#### Exercise task:
Print the listing as it stands, omitting all images.

#### Entries provided:
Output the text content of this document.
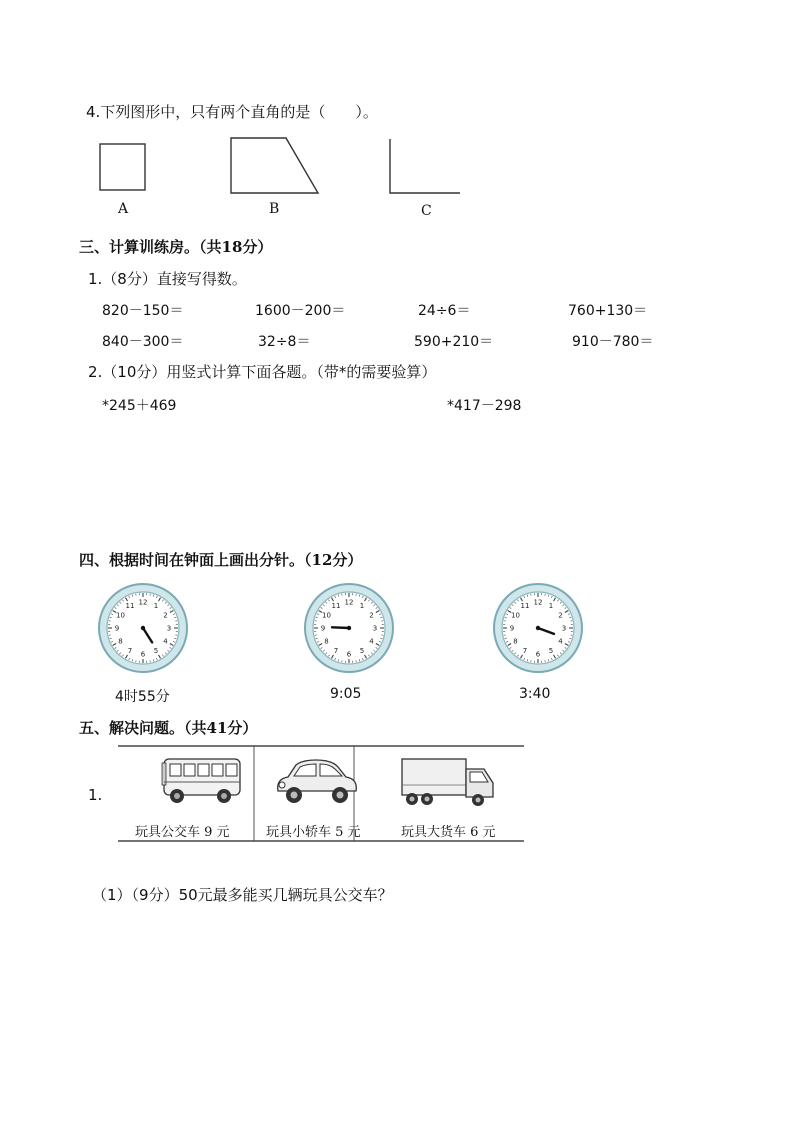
4.下列图形中，只有两个直角的是（　　）。
A	B	C
三、计算训练房。（共18分）
1.（8分）直接写得数。
820－150＝	1600－200＝	24÷6＝	760+130＝
840－300＝	32÷8＝	590+210＝	910－780＝
2.（10分）用竖式计算下面各题。（带*的需要验算）
*245＋469	*417－298
四、根据时间在钟面上画出分针。（12分）
12 1
2
3
4
5
6
7
8
9
10
11	12 1
2
3
4
5
6
7
8
9
10
11	12 1
2
3
4
5
6
7
8
9
10
11
4时55分	9:05	3:40
五、解决问题。（共41分）
1.
玩具公交车 9 元	玩具小轿车 5 元	玩具大货车 6 元
（1）（9分）50元最多能买几辆玩具公交车？
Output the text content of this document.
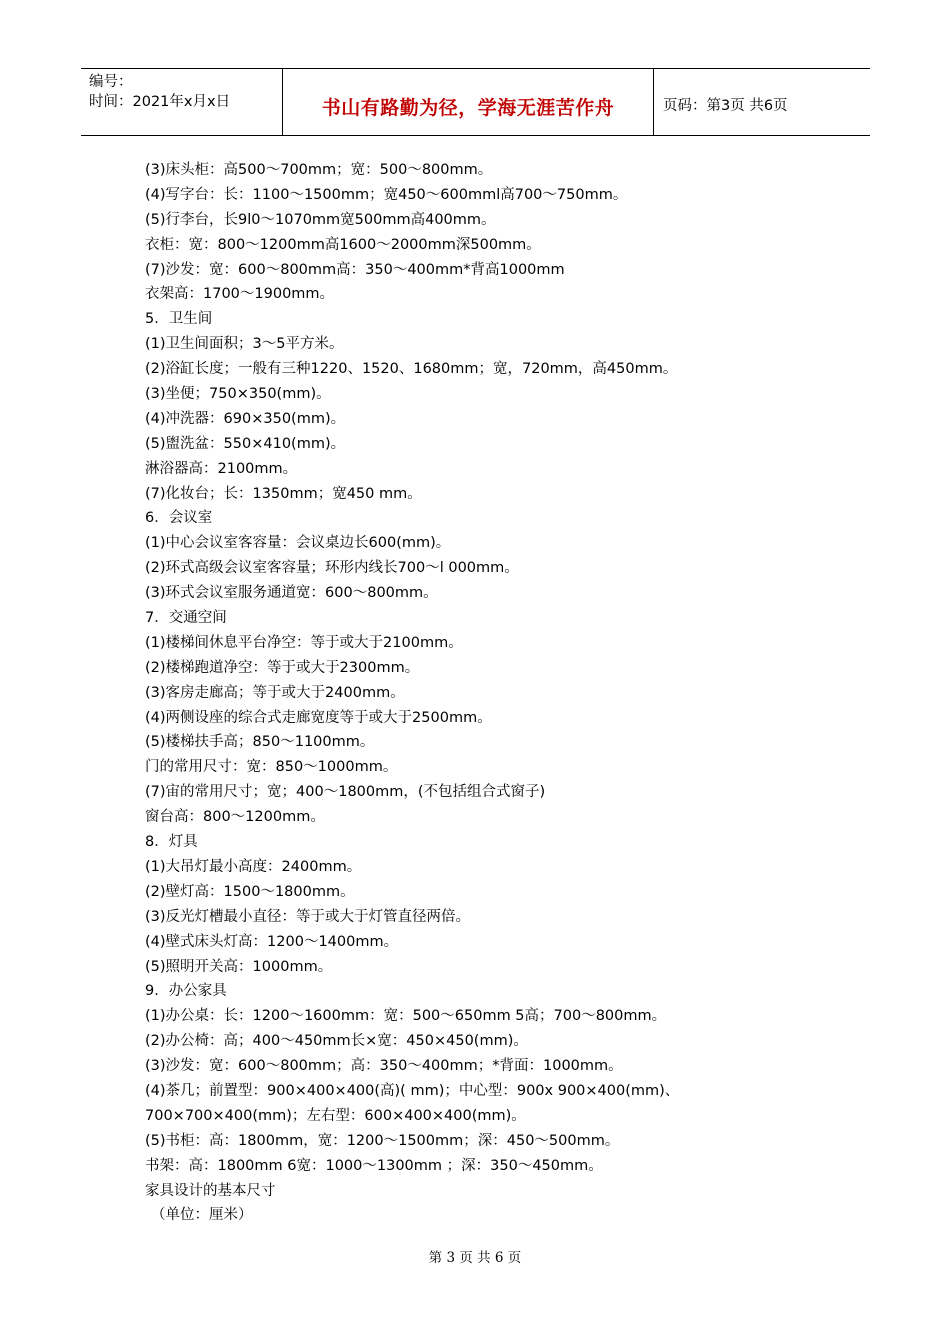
编号：
时间：2021年x月x日	书山有路勤为径，学海无涯苦作舟	页码：第3页 共6页
(3)床头柜：高500～700mm；宽：500～800mm。
(4)写字台：长：1100～1500mm；宽450～600mml高700～750mm。
(5)行李台，长9l0～1070mm宽500mm高400mm。
衣柜：宽：800～1200mm高1600～2000mm深500mm。
(7)沙发：宽：600～800mm高：350～400mm*背高1000mm
衣架高：1700～1900mm。
5．卫生间
(1)卫生间面积；3～5平方米。
(2)浴缸长度；一般有三种1220、1520、1680mm；宽，720mm，高450mm。
(3)坐便；750×350(mm)。
(4)冲洗器：690×350(mm)。
(5)盥洗盆：550×410(mm)。
淋浴器高：2100mm。
(7)化妆台；长：1350mm；宽450 mm。
6．会议室
(1)中心会议室客容量：会议桌边长600(mm)。
(2)环式高级会议室客容量；环形内线长700～l 000mm。
(3)环式会议室服务通道宽：600～800mm。
7．交通空间
(1)楼梯间休息平台净空：等于或大于2100mm。
(2)楼梯跑道净空：等于或大于2300mm。
(3)客房走廊高；等于或大于2400mm。
(4)两侧设座的综合式走廊宽度等于或大于2500mm。
(5)楼梯扶手高；850～1100mm。
门的常用尺寸：宽：850～1000mm。
(7)宙的常用尺寸；宽；400～1800mm，(不包括组合式窗子)
窗台高：800～1200mm。
8．灯具
(1)大吊灯最小高度：2400mm。
(2)壁灯高：1500～1800mm。
(3)反光灯槽最小直径：等于或大于灯管直径两倍。
(4)壁式床头灯高：1200～1400mm。
(5)照明开关高：1000mm。
9．办公家具
(1)办公桌：长：1200～1600mm：宽：500～650mm 5高；700～800mm。
(2)办公椅：高；400～450mm长×宽：450×450(mm)。
(3)沙发：宽：600～800mm；高：350～400mm；*背面：1000mm。
(4)茶几；前置型：900×400×400(高)( mm)；中心型：900x 900×400(mm)、
700×700×400(mm)；左右型：600×400×400(mm)。
(5)书柜：高：1800mm，宽：1200～1500mm；深：450～500mm。
书架：高：1800mm 6宽：1000～1300mm ；深：350～450mm。
家具设计的基本尺寸
（单位：厘米）
第 3 页 共 6 页
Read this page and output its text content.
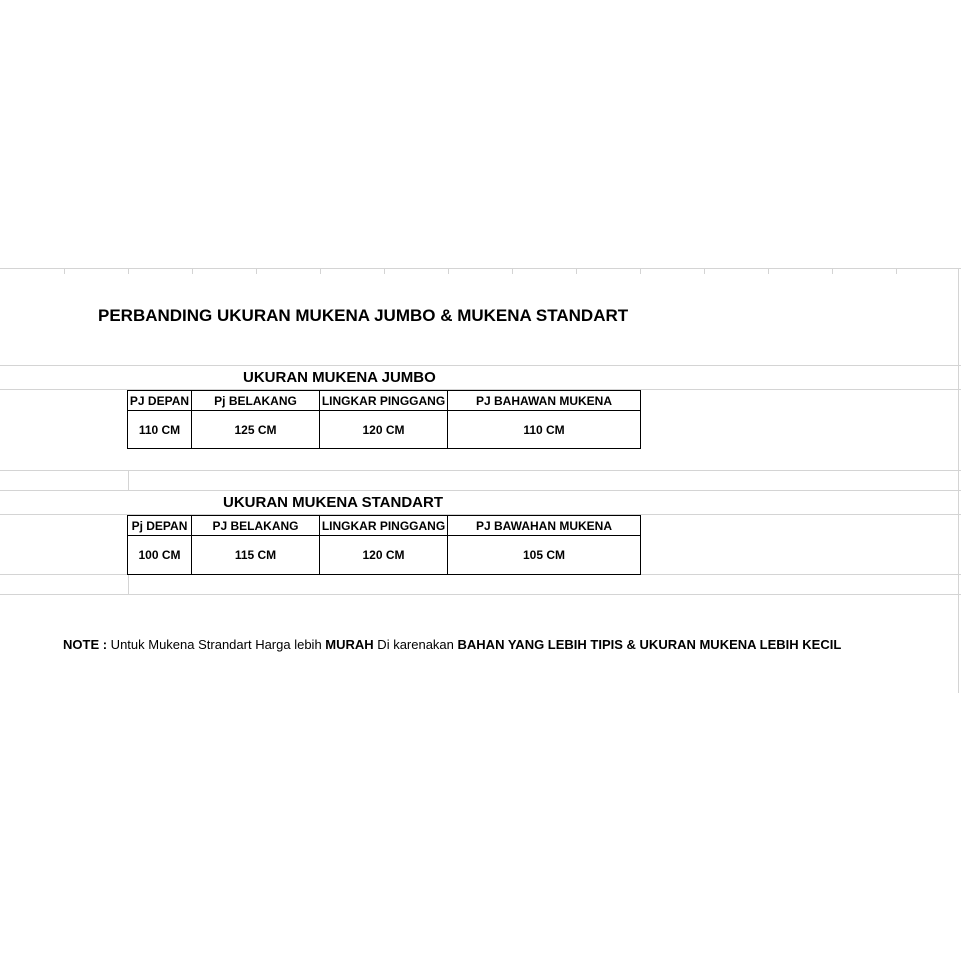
PERBANDING UKURAN MUKENA JUMBO & MUKENA STANDART
UKURAN MUKENA JUMBO
PJ DEPAN	Pj BELAKANG	LINGKAR PINGGANG	PJ BAHAWAN MUKENA
110 CM	125 CM	120 CM	110 CM
UKURAN MUKENA STANDART
Pj DEPAN	PJ BELAKANG	LINGKAR PINGGANG	PJ BAWAHAN MUKENA
100 CM	115 CM	120 CM	105 CM
NOTE : Untuk Mukena Strandart Harga lebih MURAH Di karenakan BAHAN YANG LEBIH TIPIS & UKURAN MUKENA LEBIH KECIL
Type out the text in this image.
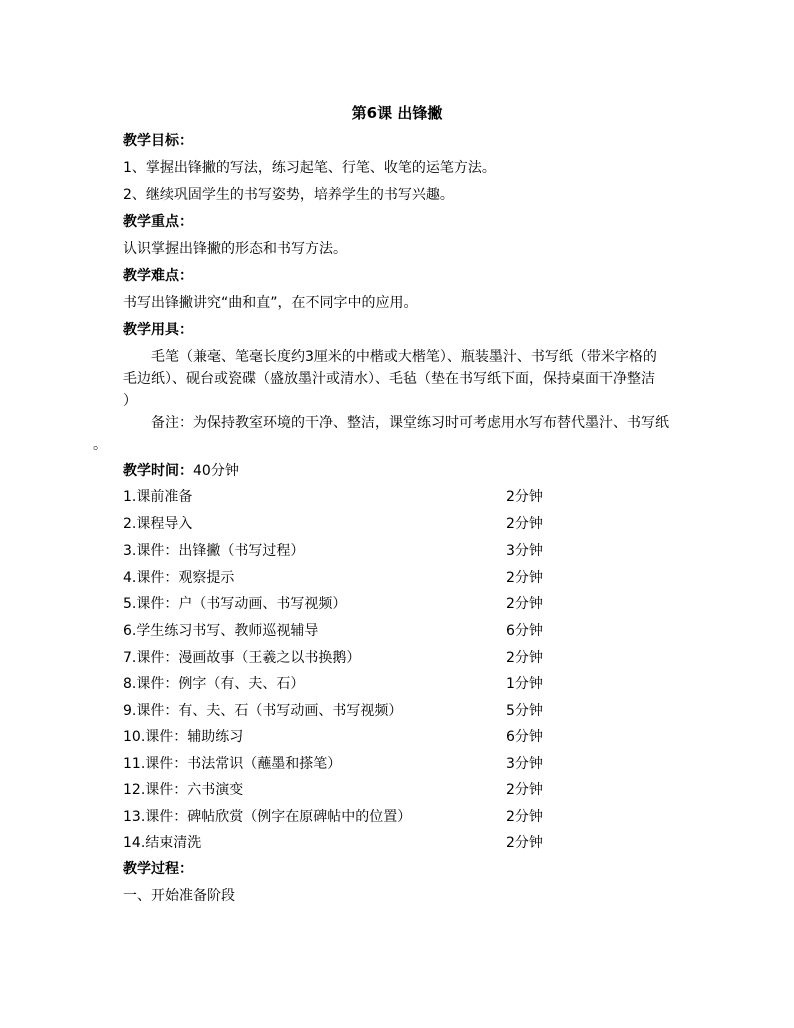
第6课 出锋撇
教学目标：
1、掌握出锋撇的写法，练习起笔、行笔、收笔的运笔方法。
2、继续巩固学生的书写姿势，培养学生的书写兴趣。
教学重点：
认识掌握出锋撇的形态和书写方法。
教学难点：
书写出锋撇讲究“曲和直”，在不同字中的应用。
教学用具：
毛笔（兼毫、笔毫长度约3厘米的中楷或大楷笔）、瓶装墨汁、书写纸（带米字格的
毛边纸）、砚台或瓷碟（盛放墨汁或清水）、毛毡（垫在书写纸下面，保持桌面干净整洁
）
备注：为保持教室环境的干净、整洁，课堂练习时可考虑用水写布替代墨汁、书写纸
。
教学时间：40分钟
1.课前准备	2分钟
2.课程导入	2分钟
3.课件：出锋撇（书写过程）	3分钟
4.课件：观察提示	2分钟
5.课件：户（书写动画、书写视频）	2分钟
6.学生练习书写、教师巡视辅导	6分钟
7.课件：漫画故事（王羲之以书换鹅）	2分钟
8.课件：例字（有、夫、石）	1分钟
9.课件：有、夫、石（书写动画、书写视频）	5分钟
10.课件：辅助练习	6分钟
11.课件：书法常识（蘸墨和搽笔）	3分钟
12.课件：六书演变	2分钟
13.课件：碑帖欣赏（例字在原碑帖中的位置）	2分钟
14.结束清洗	2分钟
教学过程：
一、开始准备阶段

#### Answer to this problem:
Output the text content of this document.
4.下列图形中，只有两个直角的是（　　）。
A	B	C
三、计算训练房。（共18分）
1.（8分）直接写得数。
820－150＝	1600－200＝	24÷6＝	760+130＝
840－300＝	32÷8＝	590+210＝	910－780＝
2.（10分）用竖式计算下面各题。（带*的需要验算）
*245＋469	*417－298
四、根据时间在钟面上画出分针。（12分）
12 1
2
3
4
5
6
7
8
9
10
11	12 1
2
3
4
5
6
7
8
9
10
11	12 1
2
3
4
5
6
7
8
9
10
11
4时55分	9:05	3:40
五、解决问题。（共41分）
1.
玩具公交车 9 元	玩具小轿车 5 元	玩具大货车 6 元
（1）（9分）50元最多能买几辆玩具公交车？
Output the text content of this document.
编号：
时间：2021年x月x日	书山有路勤为径，学海无涯苦作舟	页码：第3页 共6页
(3)床头柜：高500～700mm；宽：500～800mm。
(4)写字台：长：1100～1500mm；宽450～600mml高700～750mm。
(5)行李台，长9l0～1070mm宽500mm高400mm。
衣柜：宽：800～1200mm高1600～2000mm深500mm。
(7)沙发：宽：600～800mm高：350～400mm*背高1000mm
衣架高：1700～1900mm。
5．卫生间
(1)卫生间面积；3～5平方米。
(2)浴缸长度；一般有三种1220、1520、1680mm；宽，720mm，高450mm。
(3)坐便；750×350(mm)。
(4)冲洗器：690×350(mm)。
(5)盥洗盆：550×410(mm)。
淋浴器高：2100mm。
(7)化妆台；长：1350mm；宽450 mm。
6．会议室
(1)中心会议室客容量：会议桌边长600(mm)。
(2)环式高级会议室客容量；环形内线长700～l 000mm。
(3)环式会议室服务通道宽：600～800mm。
7．交通空间
(1)楼梯间休息平台净空：等于或大于2100mm。
(2)楼梯跑道净空：等于或大于2300mm。
(3)客房走廊高；等于或大于2400mm。
(4)两侧设座的综合式走廊宽度等于或大于2500mm。
(5)楼梯扶手高；850～1100mm。
门的常用尺寸：宽：850～1000mm。
(7)宙的常用尺寸；宽；400～1800mm，(不包括组合式窗子)
窗台高：800～1200mm。
8．灯具
(1)大吊灯最小高度：2400mm。
(2)壁灯高：1500～1800mm。
(3)反光灯槽最小直径：等于或大于灯管直径两倍。
(4)壁式床头灯高：1200～1400mm。
(5)照明开关高：1000mm。
9．办公家具
(1)办公桌：长：1200～1600mm：宽：500～650mm 5高；700～800mm。
(2)办公椅：高；400～450mm长×宽：450×450(mm)。
(3)沙发：宽：600～800mm；高：350～400mm；*背面：1000mm。
(4)茶几；前置型：900×400×400(高)( mm)；中心型：900x 900×400(mm)、
700×700×400(mm)；左右型：600×400×400(mm)。
(5)书柜：高：1800mm，宽：1200～1500mm；深：450～500mm。
书架：高：1800mm 6宽：1000～1300mm ；深：350～450mm。
家具设计的基本尺寸
（单位：厘米）
第 3 页 共 6 页
Read this page and output its text content.
PERBANDING UKURAN MUKENA JUMBO & MUKENA STANDART
UKURAN MUKENA JUMBO
PJ DEPAN	Pj BELAKANG	LINGKAR PINGGANG	PJ BAHAWAN MUKENA
110 CM	125 CM	120 CM	110 CM
UKURAN MUKENA STANDART
Pj DEPAN	PJ BELAKANG	LINGKAR PINGGANG	PJ BAWAHAN MUKENA
100 CM	115 CM	120 CM	105 CM
NOTE : Untuk Mukena Strandart Harga lebih MURAH Di karenakan BAHAN YANG LEBIH TIPIS & UKURAN MUKENA LEBIH KECIL
Type out the text in this image.
第6课 出锋撇
教学目标：
1、掌握出锋撇的写法，练习起笔、行笔、收笔的运笔方法。
2、继续巩固学生的书写姿势，培养学生的书写兴趣。
教学重点：
认识掌握出锋撇的形态和书写方法。
教学难点：
书写出锋撇讲究“曲和直”，在不同字中的应用。
教学用具：
毛笔（兼毫、笔毫长度约3厘米的中楷或大楷笔）、瓶装墨汁、书写纸（带米字格的
毛边纸）、砚台或瓷碟（盛放墨汁或清水）、毛毡（垫在书写纸下面，保持桌面干净整洁
）
备注：为保持教室环境的干净、整洁，课堂练习时可考虑用水写布替代墨汁、书写纸
。
教学时间：40分钟
1.课前准备	2分钟
2.课程导入	2分钟
3.课件：出锋撇（书写过程）	3分钟
4.课件：观察提示	2分钟
5.课件：户（书写动画、书写视频）	2分钟
6.学生练习书写、教师巡视辅导	6分钟
7.课件：漫画故事（王羲之以书换鹅）	2分钟
8.课件：例字（有、夫、石）	1分钟
9.课件：有、夫、石（书写动画、书写视频）	5分钟
10.课件：辅助练习	6分钟
11.课件：书法常识（蘸墨和搽笔）	3分钟
12.课件：六书演变	2分钟
13.课件：碑帖欣赏（例字在原碑帖中的位置）	2分钟
14.结束清洗	2分钟
教学过程：
一、开始准备阶段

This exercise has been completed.